Extracted records:

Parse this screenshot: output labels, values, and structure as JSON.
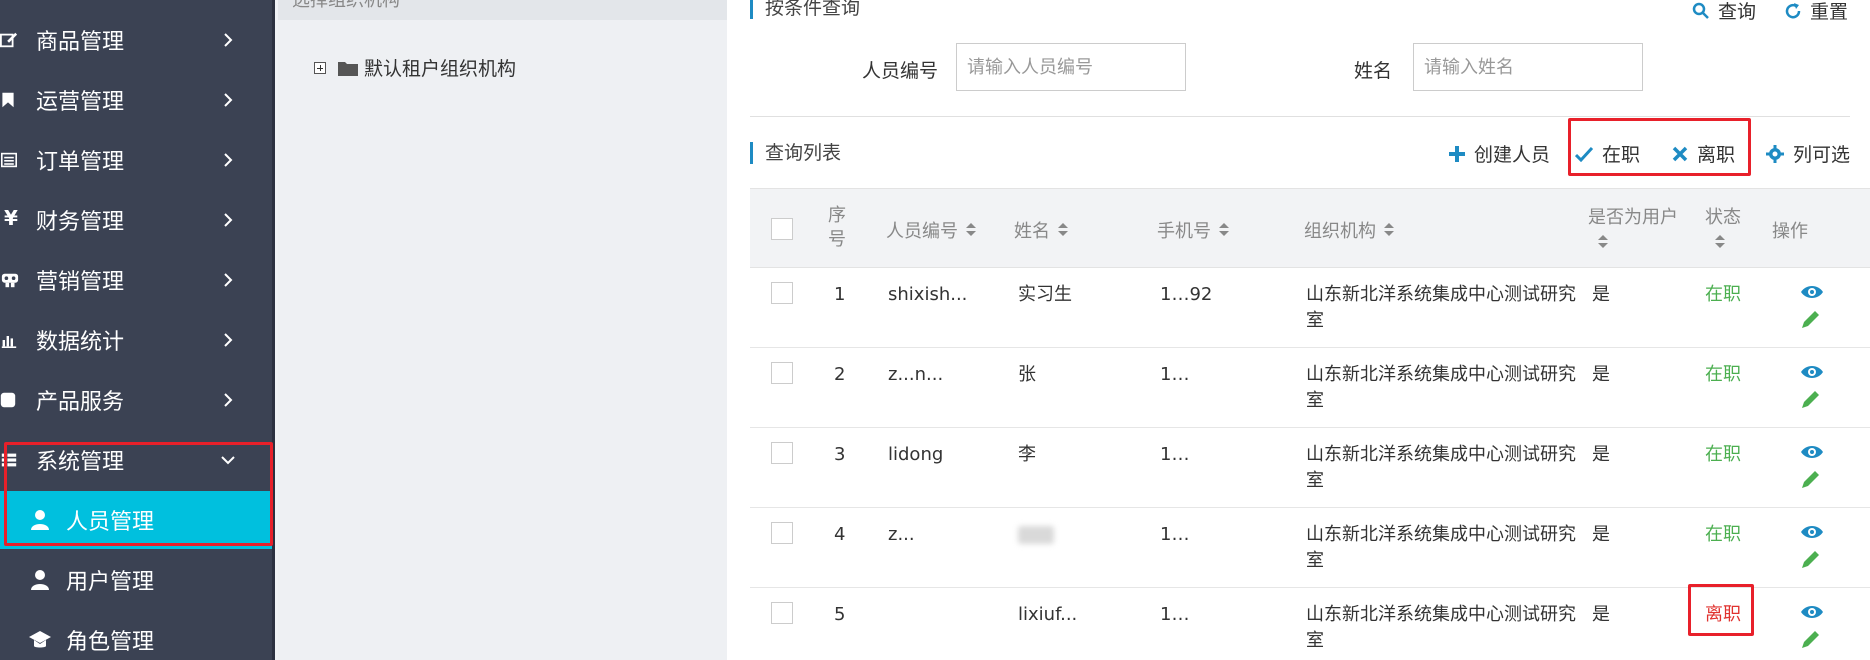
{
  "sidebar": {
    "menu": [
      {
        "icon": "edit-icon",
        "label": "商品管理"
      },
      {
        "icon": "bookmark-icon",
        "label": "运营管理"
      },
      {
        "icon": "list-icon",
        "label": "订单管理"
      },
      {
        "icon": "yen-icon",
        "label": "财务管理"
      },
      {
        "icon": "gamepad-icon",
        "label": "营销管理"
      },
      {
        "icon": "bar-chart-icon",
        "label": "数据统计"
      },
      {
        "icon": "square-icon",
        "label": "产品服务"
      },
      {
        "icon": "table-icon",
        "label": "系统管理"
      }
    ],
    "sub_items": [
      {
        "icon": "user-icon",
        "label": "人员管理"
      },
      {
        "icon": "user-icon",
        "label": "用户管理"
      },
      {
        "icon": "graduation-cap-icon",
        "label": "角色管理"
      }
    ]
  },
  "tree": {
    "header": "选择组织机构",
    "root_label": "默认租户组织机构"
  },
  "search": {
    "title": "按条件查询",
    "query_label": "查询",
    "reset_label": "重置",
    "employee_no_label": "人员编号",
    "employee_no_placeholder": "请输入人员编号",
    "name_label": "姓名",
    "name_placeholder": "请输入姓名"
  },
  "list": {
    "title": "查询列表",
    "create_label": "创建人员",
    "on_duty_label": "在职",
    "resigned_label": "离职",
    "columns_label": "列可选"
  },
  "table": {
    "headers": {
      "seq": "序号",
      "employee_no": "人员编号",
      "name": "姓名",
      "phone": "手机号",
      "org": "组织机构",
      "is_user": "是否为用户",
      "status": "状态",
      "actions": "操作"
    },
    "rows": [
      {
        "seq": "1",
        "employee_no": "shixish...",
        "name": "实习生",
        "phone": "1…92",
        "org": "山东新北洋系统集成中心测试研究室",
        "is_user": "是",
        "status": "在职",
        "status_type": "on"
      },
      {
        "seq": "2",
        "employee_no": "z...n...",
        "name": "张",
        "phone": "1…",
        "org": "山东新北洋系统集成中心测试研究室",
        "is_user": "是",
        "status": "在职",
        "status_type": "on"
      },
      {
        "seq": "3",
        "employee_no": "lidong",
        "name": "李",
        "phone": "1…",
        "org": "山东新北洋系统集成中心测试研究室",
        "is_user": "是",
        "status": "在职",
        "status_type": "on"
      },
      {
        "seq": "4",
        "employee_no": "z...",
        "name": "",
        "phone": "1…",
        "org": "山东新北洋系统集成中心测试研究室",
        "is_user": "是",
        "status": "在职",
        "status_type": "on"
      },
      {
        "seq": "5",
        "employee_no": "",
        "name": "lixiuf...",
        "phone": "1…",
        "org": "山东新北洋系统集成中心测试研究室",
        "is_user": "是",
        "status": "离职",
        "status_type": "off"
      }
    ]
  },
  "colors": {
    "sidebar_bg": "#3b4253",
    "active_bg": "#00c0de",
    "accent": "#1e8bc3",
    "status_on": "#4caf50",
    "status_off": "#e0332f",
    "highlight_box": "#e8202a"
  }
}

## [Exercise prompt]
Without the pictures, reproduce every line of the records above exactly.

## [Task solution]
Parse this screenshot: output labels, values, and structure as JSON.
{
  "sidebar": {
    "menu": [
      {
        "icon": "edit-icon",
        "label": "商品管理"
      },
      {
        "icon": "bookmark-icon",
        "label": "运营管理"
      },
      {
        "icon": "list-icon",
        "label": "订单管理"
      },
      {
        "icon": "yen-icon",
        "label": "财务管理"
      },
      {
        "icon": "gamepad-icon",
        "label": "营销管理"
      },
      {
        "icon": "bar-chart-icon",
        "label": "数据统计"
      },
      {
        "icon": "square-icon",
        "label": "产品服务"
      },
      {
        "icon": "table-icon",
        "label": "系统管理"
      }
    ],
    "sub_items": [
      {
        "icon": "user-icon",
        "label": "人员管理"
      },
      {
        "icon": "user-icon",
        "label": "用户管理"
      },
      {
        "icon": "graduation-cap-icon",
        "label": "角色管理"
      }
    ]
  },
  "tree": {
    "header": "选择组织机构",
    "root_label": "默认租户组织机构"
  },
  "search": {
    "title": "按条件查询",
    "query_label": "查询",
    "reset_label": "重置",
    "employee_no_label": "人员编号",
    "employee_no_placeholder": "请输入人员编号",
    "name_label": "姓名",
    "name_placeholder": "请输入姓名"
  },
  "list": {
    "title": "查询列表",
    "create_label": "创建人员",
    "on_duty_label": "在职",
    "resigned_label": "离职",
    "columns_label": "列可选"
  },
  "table": {
    "headers": {
      "seq": "序号",
      "employee_no": "人员编号",
      "name": "姓名",
      "phone": "手机号",
      "org": "组织机构",
      "is_user": "是否为用户",
      "status": "状态",
      "actions": "操作"
    },
    "rows": [
      {
        "seq": "1",
        "employee_no": "shixish...",
        "name": "实习生",
        "phone": "1…92",
        "org": "山东新北洋系统集成中心测试研究室",
        "is_user": "是",
        "status": "在职",
        "status_type": "on"
      },
      {
        "seq": "2",
        "employee_no": "z...n...",
        "name": "张",
        "phone": "1…",
        "org": "山东新北洋系统集成中心测试研究室",
        "is_user": "是",
        "status": "在职",
        "status_type": "on"
      },
      {
        "seq": "3",
        "employee_no": "lidong",
        "name": "李",
        "phone": "1…",
        "org": "山东新北洋系统集成中心测试研究室",
        "is_user": "是",
        "status": "在职",
        "status_type": "on"
      },
      {
        "seq": "4",
        "employee_no": "z...",
        "name": "",
        "phone": "1…",
        "org": "山东新北洋系统集成中心测试研究室",
        "is_user": "是",
        "status": "在职",
        "status_type": "on"
      },
      {
        "seq": "5",
        "employee_no": "",
        "name": "lixiuf...",
        "phone": "1…",
        "org": "山东新北洋系统集成中心测试研究室",
        "is_user": "是",
        "status": "离职",
        "status_type": "off"
      }
    ]
  },
  "colors": {
    "sidebar_bg": "#3b4253",
    "active_bg": "#00c0de",
    "accent": "#1e8bc3",
    "status_on": "#4caf50",
    "status_off": "#e0332f",
    "highlight_box": "#e8202a"
  }
}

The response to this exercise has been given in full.